§ **Do this**
Render the following material again verbatim, leaving nothing out.

Saved entries:
-- Begin --
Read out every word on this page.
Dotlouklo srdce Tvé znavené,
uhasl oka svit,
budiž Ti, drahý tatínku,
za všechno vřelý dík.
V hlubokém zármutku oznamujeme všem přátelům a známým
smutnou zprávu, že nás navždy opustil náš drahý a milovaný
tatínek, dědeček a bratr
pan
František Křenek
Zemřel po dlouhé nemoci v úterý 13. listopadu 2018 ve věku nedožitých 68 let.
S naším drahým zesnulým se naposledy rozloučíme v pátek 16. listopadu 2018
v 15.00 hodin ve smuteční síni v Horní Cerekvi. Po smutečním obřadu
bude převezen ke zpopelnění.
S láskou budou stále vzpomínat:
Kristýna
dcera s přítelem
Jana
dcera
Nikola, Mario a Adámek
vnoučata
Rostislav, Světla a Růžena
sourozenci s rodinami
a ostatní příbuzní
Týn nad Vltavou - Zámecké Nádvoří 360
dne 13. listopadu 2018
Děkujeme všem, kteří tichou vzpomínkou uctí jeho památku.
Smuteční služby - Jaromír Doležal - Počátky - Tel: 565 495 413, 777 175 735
-- End --
§ **Complete response**
Read out every word on this page.
Dotlouklo srdce Tvé znavené,
uhasl oka svit,
budiž Ti, drahý tatínku,
za všechno vřelý dík.
V hlubokém zármutku oznamujeme všem přátelům a známým
smutnou zprávu, že nás navždy opustil náš drahý a milovaný
tatínek, dědeček a bratr
pan
František Křenek
Zemřel po dlouhé nemoci v úterý 13. listopadu 2018 ve věku nedožitých 68 let.
S naším drahým zesnulým se naposledy rozloučíme v pátek 16. listopadu 2018
v 15.00 hodin ve smuteční síni v Horní Cerekvi. Po smutečním obřadu
bude převezen ke zpopelnění.
S láskou budou stále vzpomínat:
Kristýna
dcera s přítelem
Jana
dcera
Nikola, Mario a Adámek
vnoučata
Rostislav, Světla a Růžena
sourozenci s rodinami
a ostatní příbuzní
Týn nad Vltavou - Zámecké Nádvoří 360
dne 13. listopadu 2018
Děkujeme všem, kteří tichou vzpomínkou uctí jeho památku.
Smuteční služby - Jaromír Doležal - Počátky - Tel: 565 495 413, 777 175 735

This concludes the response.